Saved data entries
══════════════════════════════

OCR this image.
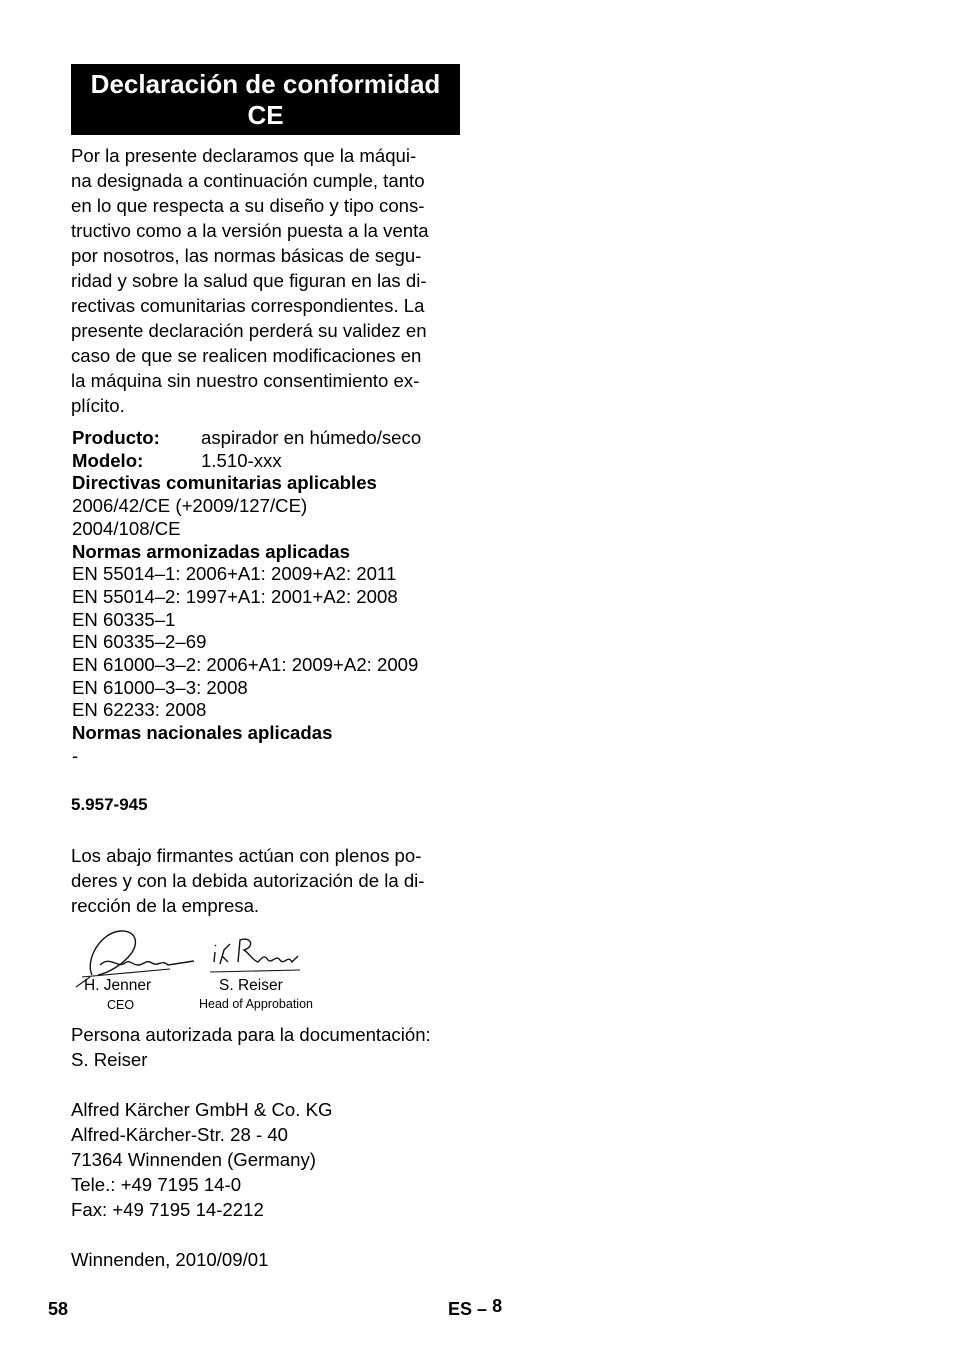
Declaración de conformidad
CE
Por la presente declaramos que la máqui-
na designada a continuación cumple, tanto
en lo que respecta a su diseño y tipo cons-
tructivo como a la versión puesta a la venta
por nosotros, las normas básicas de segu-
ridad y sobre la salud que figuran en las di-
rectivas comunitarias correspondientes. La
presente declaración perderá su validez en
caso de que se realicen modificaciones en
la máquina sin nuestro consentimiento ex-
plícito.
Producto:	aspirador en húmedo/seco
Modelo:	1.510-xxx
Directivas comunitarias aplicables
2006/42/CE (+2009/127/CE)
2004/108/CE
Normas armonizadas aplicadas
EN 55014–1: 2006+A1: 2009+A2: 2011
EN 55014–2: 1997+A1: 2001+A2: 2008
EN 60335–1
EN 60335–2–69
EN 61000–3–2: 2006+A1: 2009+A2: 2009
EN 61000–3–3: 2008
EN 62233: 2008
Normas nacionales aplicadas
-
5.957-945
Los abajo firmantes actúan con plenos po-
deres y con la debida autorización de la di-
rección de la empresa.
H. Jenner
CEO
S. Reiser
Head of Approbation
Persona autorizada para la documentación:
S. Reiser
Alfred Kärcher GmbH & Co. KG
Alfred-Kärcher-Str. 28 - 40
71364 Winnenden (Germany)
Tele.: +49 7195 14-0
Fax: +49 7195 14-2212
Winnenden, 2010/09/01
58	ES – 8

══════════════════════════════

TASK DIRECTIONS
Write out the entries again, exactly as given, skipping any images.

FINAL RESULT
OCR this image.
Declaración de conformidad
CE
Por la presente declaramos que la máqui-
na designada a continuación cumple, tanto
en lo que respecta a su diseño y tipo cons-
tructivo como a la versión puesta a la venta
por nosotros, las normas básicas de segu-
ridad y sobre la salud que figuran en las di-
rectivas comunitarias correspondientes. La
presente declaración perderá su validez en
caso de que se realicen modificaciones en
la máquina sin nuestro consentimiento ex-
plícito.
Producto:	aspirador en húmedo/seco
Modelo:	1.510-xxx
Directivas comunitarias aplicables
2006/42/CE (+2009/127/CE)
2004/108/CE
Normas armonizadas aplicadas
EN 55014–1: 2006+A1: 2009+A2: 2011
EN 55014–2: 1997+A1: 2001+A2: 2008
EN 60335–1
EN 60335–2–69
EN 61000–3–2: 2006+A1: 2009+A2: 2009
EN 61000–3–3: 2008
EN 62233: 2008
Normas nacionales aplicadas
-
5.957-945
Los abajo firmantes actúan con plenos po-
deres y con la debida autorización de la di-
rección de la empresa.
H. Jenner
CEO
S. Reiser
Head of Approbation
Persona autorizada para la documentación:
S. Reiser
Alfred Kärcher GmbH & Co. KG
Alfred-Kärcher-Str. 28 - 40
71364 Winnenden (Germany)
Tele.: +49 7195 14-0
Fax: +49 7195 14-2212
Winnenden, 2010/09/01
58	ES – 8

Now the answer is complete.